[Start Data for processing]

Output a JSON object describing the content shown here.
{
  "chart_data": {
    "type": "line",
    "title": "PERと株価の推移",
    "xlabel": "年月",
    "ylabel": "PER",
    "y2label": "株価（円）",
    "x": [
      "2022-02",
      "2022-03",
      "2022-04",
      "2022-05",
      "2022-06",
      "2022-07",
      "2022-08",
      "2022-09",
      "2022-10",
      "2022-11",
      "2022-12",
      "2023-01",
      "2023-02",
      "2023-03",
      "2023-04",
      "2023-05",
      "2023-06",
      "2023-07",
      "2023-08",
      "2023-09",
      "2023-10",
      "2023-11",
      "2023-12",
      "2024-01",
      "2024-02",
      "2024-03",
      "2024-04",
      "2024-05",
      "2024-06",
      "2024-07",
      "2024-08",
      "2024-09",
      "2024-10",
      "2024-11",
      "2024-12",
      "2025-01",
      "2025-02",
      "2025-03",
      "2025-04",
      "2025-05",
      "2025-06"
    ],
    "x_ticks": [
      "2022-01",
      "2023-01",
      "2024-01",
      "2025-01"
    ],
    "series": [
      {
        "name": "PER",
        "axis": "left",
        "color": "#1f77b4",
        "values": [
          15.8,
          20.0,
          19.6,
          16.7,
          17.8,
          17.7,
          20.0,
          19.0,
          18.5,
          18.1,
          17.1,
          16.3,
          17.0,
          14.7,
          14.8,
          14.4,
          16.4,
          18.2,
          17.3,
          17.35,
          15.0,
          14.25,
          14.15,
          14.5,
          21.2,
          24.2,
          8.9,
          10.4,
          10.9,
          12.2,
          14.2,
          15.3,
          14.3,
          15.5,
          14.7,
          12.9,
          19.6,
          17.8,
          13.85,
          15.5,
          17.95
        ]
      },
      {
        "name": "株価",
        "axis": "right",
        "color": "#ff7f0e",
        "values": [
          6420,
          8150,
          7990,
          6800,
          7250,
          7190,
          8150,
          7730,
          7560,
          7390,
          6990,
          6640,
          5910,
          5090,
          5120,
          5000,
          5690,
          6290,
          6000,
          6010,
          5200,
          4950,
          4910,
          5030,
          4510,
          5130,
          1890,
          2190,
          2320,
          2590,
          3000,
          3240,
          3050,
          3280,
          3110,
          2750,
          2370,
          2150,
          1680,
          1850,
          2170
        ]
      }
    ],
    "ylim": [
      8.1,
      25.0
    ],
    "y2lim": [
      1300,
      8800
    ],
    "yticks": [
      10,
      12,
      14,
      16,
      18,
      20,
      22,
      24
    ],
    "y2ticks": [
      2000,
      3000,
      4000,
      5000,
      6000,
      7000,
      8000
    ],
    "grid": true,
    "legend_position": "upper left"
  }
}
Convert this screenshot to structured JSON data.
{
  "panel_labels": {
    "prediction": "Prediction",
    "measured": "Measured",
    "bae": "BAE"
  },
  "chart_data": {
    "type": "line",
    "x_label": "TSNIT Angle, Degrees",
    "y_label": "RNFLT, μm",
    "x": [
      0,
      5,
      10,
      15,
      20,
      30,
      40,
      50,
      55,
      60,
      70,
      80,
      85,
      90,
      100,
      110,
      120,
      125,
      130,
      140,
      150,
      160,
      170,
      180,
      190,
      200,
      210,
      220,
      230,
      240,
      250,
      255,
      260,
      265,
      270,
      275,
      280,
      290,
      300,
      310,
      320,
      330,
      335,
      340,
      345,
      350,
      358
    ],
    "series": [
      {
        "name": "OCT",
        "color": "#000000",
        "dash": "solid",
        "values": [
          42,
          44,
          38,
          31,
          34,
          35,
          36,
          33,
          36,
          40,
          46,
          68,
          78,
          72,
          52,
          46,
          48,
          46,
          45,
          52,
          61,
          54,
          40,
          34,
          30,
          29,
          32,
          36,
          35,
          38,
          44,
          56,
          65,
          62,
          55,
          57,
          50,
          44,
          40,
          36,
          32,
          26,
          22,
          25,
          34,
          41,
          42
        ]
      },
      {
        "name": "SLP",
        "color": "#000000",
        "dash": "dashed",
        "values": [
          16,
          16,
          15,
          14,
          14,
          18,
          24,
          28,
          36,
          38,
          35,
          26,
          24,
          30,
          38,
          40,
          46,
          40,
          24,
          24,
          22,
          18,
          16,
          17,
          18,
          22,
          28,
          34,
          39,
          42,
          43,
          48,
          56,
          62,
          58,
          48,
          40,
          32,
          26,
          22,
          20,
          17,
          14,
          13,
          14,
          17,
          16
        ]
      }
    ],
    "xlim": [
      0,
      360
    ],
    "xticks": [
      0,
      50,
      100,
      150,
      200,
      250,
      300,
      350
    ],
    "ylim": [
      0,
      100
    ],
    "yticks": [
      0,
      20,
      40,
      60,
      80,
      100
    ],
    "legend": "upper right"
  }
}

[End Data for processing]

◆ Exercise
Reproduce every line of the material above exactly.

◆ Exercise response
Output a JSON object describing the content shown here.
{
  "chart_data": {
    "type": "line",
    "title": "PERと株価の推移",
    "xlabel": "年月",
    "ylabel": "PER",
    "y2label": "株価（円）",
    "x": [
      "2022-02",
      "2022-03",
      "2022-04",
      "2022-05",
      "2022-06",
      "2022-07",
      "2022-08",
      "2022-09",
      "2022-10",
      "2022-11",
      "2022-12",
      "2023-01",
      "2023-02",
      "2023-03",
      "2023-04",
      "2023-05",
      "2023-06",
      "2023-07",
      "2023-08",
      "2023-09",
      "2023-10",
      "2023-11",
      "2023-12",
      "2024-01",
      "2024-02",
      "2024-03",
      "2024-04",
      "2024-05",
      "2024-06",
      "2024-07",
      "2024-08",
      "2024-09",
      "2024-10",
      "2024-11",
      "2024-12",
      "2025-01",
      "2025-02",
      "2025-03",
      "2025-04",
      "2025-05",
      "2025-06"
    ],
    "x_ticks": [
      "2022-01",
      "2023-01",
      "2024-01",
      "2025-01"
    ],
    "series": [
      {
        "name": "PER",
        "axis": "left",
        "color": "#1f77b4",
        "values": [
          15.8,
          20.0,
          19.6,
          16.7,
          17.8,
          17.7,
          20.0,
          19.0,
          18.5,
          18.1,
          17.1,
          16.3,
          17.0,
          14.7,
          14.8,
          14.4,
          16.4,
          18.2,
          17.3,
          17.35,
          15.0,
          14.25,
          14.15,
          14.5,
          21.2,
          24.2,
          8.9,
          10.4,
          10.9,
          12.2,
          14.2,
          15.3,
          14.3,
          15.5,
          14.7,
          12.9,
          19.6,
          17.8,
          13.85,
          15.5,
          17.95
        ]
      },
      {
        "name": "株価",
        "axis": "right",
        "color": "#ff7f0e",
        "values": [
          6420,
          8150,
          7990,
          6800,
          7250,
          7190,
          8150,
          7730,
          7560,
          7390,
          6990,
          6640,
          5910,
          5090,
          5120,
          5000,
          5690,
          6290,
          6000,
          6010,
          5200,
          4950,
          4910,
          5030,
          4510,
          5130,
          1890,
          2190,
          2320,
          2590,
          3000,
          3240,
          3050,
          3280,
          3110,
          2750,
          2370,
          2150,
          1680,
          1850,
          2170
        ]
      }
    ],
    "ylim": [
      8.1,
      25.0
    ],
    "y2lim": [
      1300,
      8800
    ],
    "yticks": [
      10,
      12,
      14,
      16,
      18,
      20,
      22,
      24
    ],
    "y2ticks": [
      2000,
      3000,
      4000,
      5000,
      6000,
      7000,
      8000
    ],
    "grid": true,
    "legend_position": "upper left"
  }
}
Convert this screenshot to structured JSON data.
{
  "panel_labels": {
    "prediction": "Prediction",
    "measured": "Measured",
    "bae": "BAE"
  },
  "chart_data": {
    "type": "line",
    "x_label": "TSNIT Angle, Degrees",
    "y_label": "RNFLT, μm",
    "x": [
      0,
      5,
      10,
      15,
      20,
      30,
      40,
      50,
      55,
      60,
      70,
      80,
      85,
      90,
      100,
      110,
      120,
      125,
      130,
      140,
      150,
      160,
      170,
      180,
      190,
      200,
      210,
      220,
      230,
      240,
      250,
      255,
      260,
      265,
      270,
      275,
      280,
      290,
      300,
      310,
      320,
      330,
      335,
      340,
      345,
      350,
      358
    ],
    "series": [
      {
        "name": "OCT",
        "color": "#000000",
        "dash": "solid",
        "values": [
          42,
          44,
          38,
          31,
          34,
          35,
          36,
          33,
          36,
          40,
          46,
          68,
          78,
          72,
          52,
          46,
          48,
          46,
          45,
          52,
          61,
          54,
          40,
          34,
          30,
          29,
          32,
          36,
          35,
          38,
          44,
          56,
          65,
          62,
          55,
          57,
          50,
          44,
          40,
          36,
          32,
          26,
          22,
          25,
          34,
          41,
          42
        ]
      },
      {
        "name": "SLP",
        "color": "#000000",
        "dash": "dashed",
        "values": [
          16,
          16,
          15,
          14,
          14,
          18,
          24,
          28,
          36,
          38,
          35,
          26,
          24,
          30,
          38,
          40,
          46,
          40,
          24,
          24,
          22,
          18,
          16,
          17,
          18,
          22,
          28,
          34,
          39,
          42,
          43,
          48,
          56,
          62,
          58,
          48,
          40,
          32,
          26,
          22,
          20,
          17,
          14,
          13,
          14,
          17,
          16
        ]
      }
    ],
    "xlim": [
      0,
      360
    ],
    "xticks": [
      0,
      50,
      100,
      150,
      200,
      250,
      300,
      350
    ],
    "ylim": [
      0,
      100
    ],
    "yticks": [
      0,
      20,
      40,
      60,
      80,
      100
    ],
    "legend": "upper right"
  }
}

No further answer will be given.